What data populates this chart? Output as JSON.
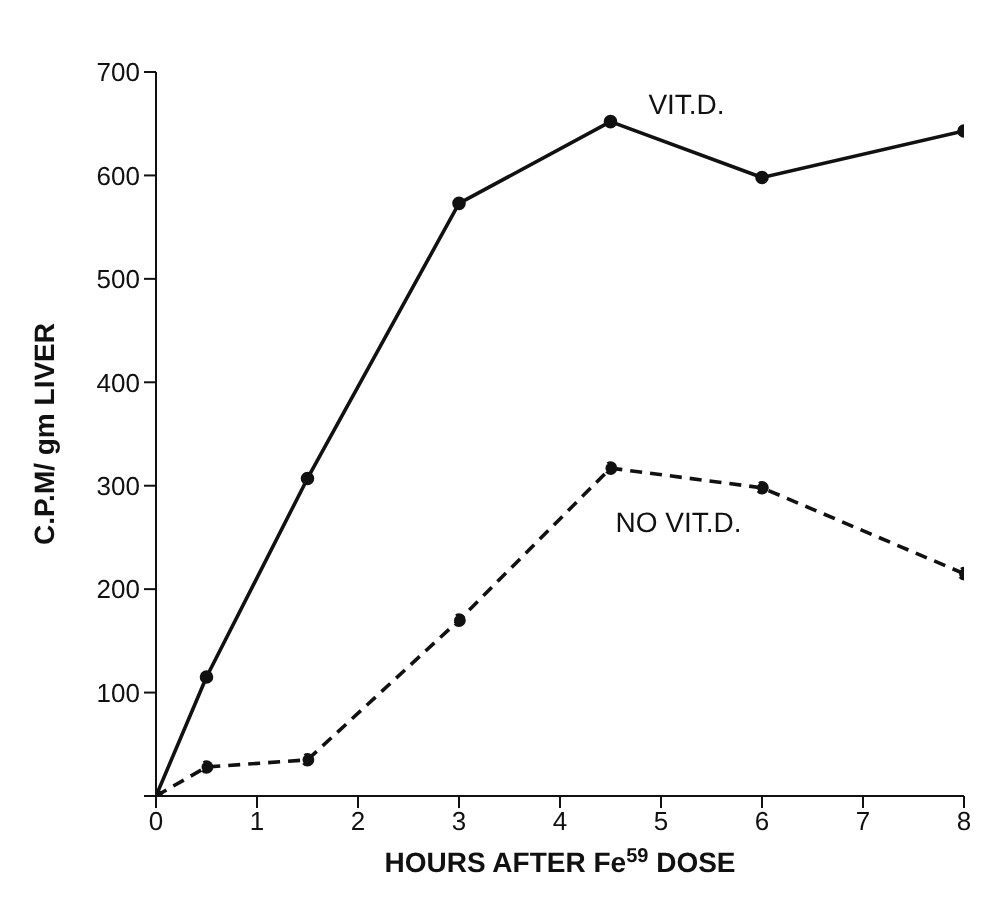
{
  "chart_data": {
    "type": "line",
    "xlabel": "HOURS AFTER Fe$^{59}$ DOSE",
    "ylabel": "C.P.M/ gm LIVER",
    "x": [
      0,
      0.5,
      1.5,
      3,
      4.5,
      6,
      8
    ],
    "series": [
      {
        "name": "VIT.D.",
        "color": "#111111",
        "values": [
          0,
          115,
          307,
          573,
          652,
          598,
          643
        ],
        "line_style": "solid"
      },
      {
        "name": "NO VIT.D.",
        "color": "#111111",
        "values": [
          0,
          28,
          35,
          170,
          317,
          298,
          215
        ],
        "line_style": "dashed"
      }
    ],
    "xlim": [
      0,
      8
    ],
    "xticks": [
      0,
      1,
      2,
      3,
      4,
      5,
      6,
      7,
      8
    ],
    "ylim": [
      0,
      700
    ],
    "yticks": [
      {
        "value": 0,
        "label": null
      },
      100,
      200,
      300,
      400,
      500,
      600,
      700
    ],
    "grid": false,
    "legend": false,
    "marker": "circle"
  }
}
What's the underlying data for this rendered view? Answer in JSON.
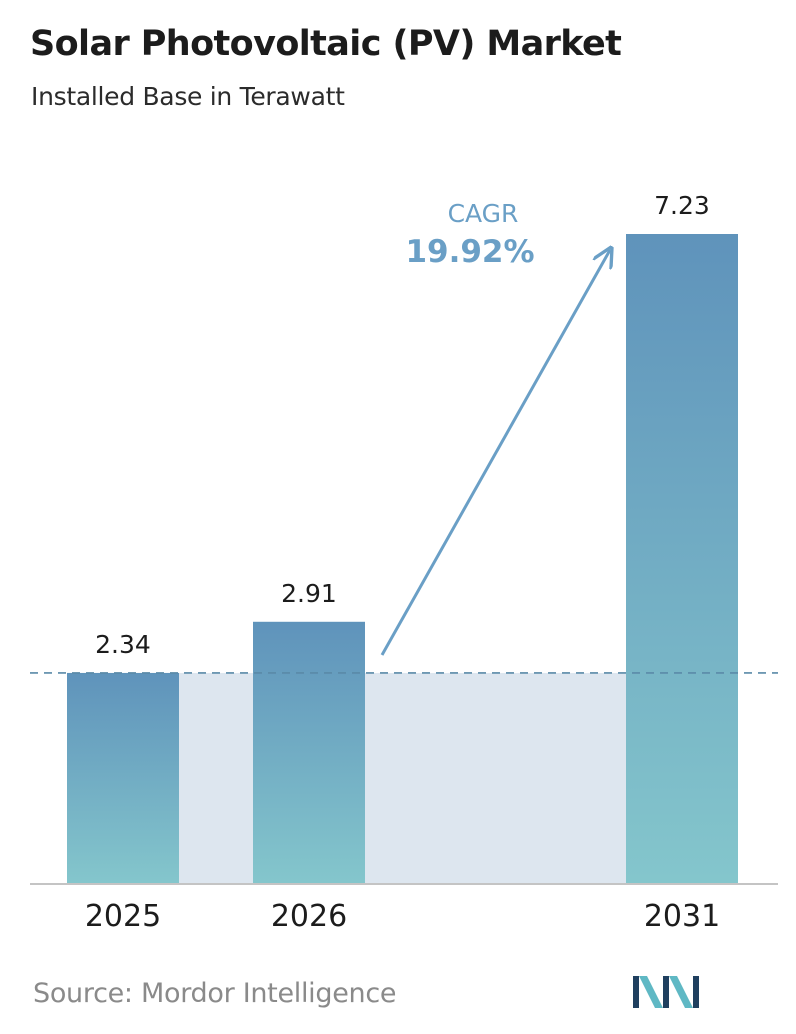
{
  "header": {
    "title": "Solar Photovoltaic (PV) Market",
    "subtitle": "Installed Base in Terawatt"
  },
  "cagr": {
    "label": "CAGR",
    "value": "19.92%"
  },
  "source": "Source:  Mordor Intelligence",
  "colors": {
    "bar_top": "#5f93bb",
    "bar_bottom": "#84c6cc",
    "band": "#dde6ef",
    "cagr": "#6a9fc6",
    "baseline": "#c4c4c4",
    "dashed": "#5a8aa8",
    "logo_dark": "#1f3f5f",
    "logo_light": "#5fb8c4"
  },
  "logo": {
    "name": "mordor-intelligence-logo-icon"
  },
  "chart_data": {
    "type": "bar",
    "categories": [
      "2025",
      "2026",
      "2031"
    ],
    "values": [
      2.34,
      2.91,
      7.23
    ],
    "value_labels": [
      "2.34",
      "2.91",
      "7.23"
    ],
    "title": "Solar Photovoltaic (PV) Market",
    "subtitle": "Installed Base in Terawatt",
    "ylim": [
      0,
      7.23
    ],
    "grid": false,
    "annotation": "CAGR 19.92%"
  }
}
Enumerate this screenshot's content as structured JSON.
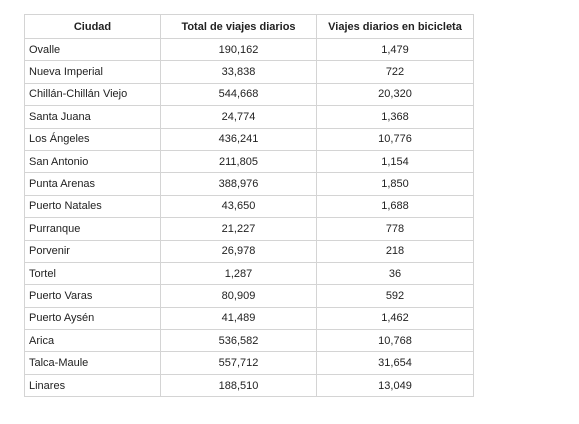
{
  "table": {
    "header": [
      "Ciudad",
      "Total de viajes diarios",
      "Viajes diarios en bicicleta"
    ],
    "rows": [
      [
        "Ovalle",
        "190,162",
        "1,479"
      ],
      [
        "Nueva Imperial",
        "33,838",
        "722"
      ],
      [
        "Chillán-Chillán Viejo",
        "544,668",
        "20,320"
      ],
      [
        "Santa Juana",
        "24,774",
        "1,368"
      ],
      [
        "Los Ángeles",
        "436,241",
        "10,776"
      ],
      [
        "San Antonio",
        "211,805",
        "1,154"
      ],
      [
        "Punta Arenas",
        "388,976",
        "1,850"
      ],
      [
        "Puerto Natales",
        "43,650",
        "1,688"
      ],
      [
        "Purranque",
        "21,227",
        "778"
      ],
      [
        "Porvenir",
        "26,978",
        "218"
      ],
      [
        "Tortel",
        "1,287",
        "36"
      ],
      [
        "Puerto Varas",
        "80,909",
        "592"
      ],
      [
        "Puerto Aysén",
        "41,489",
        "1,462"
      ],
      [
        "Arica",
        "536,582",
        "10,768"
      ],
      [
        "Talca-Maule",
        "557,712",
        "31,654"
      ],
      [
        "Linares",
        "188,510",
        "13,049"
      ]
    ]
  }
}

_What is asked_
Where does the word "Puerto" appear? Return each line that holds it.

_Output for this task_
        "Puerto Natales",
        "Puerto Varas",
        "Puerto Aysén",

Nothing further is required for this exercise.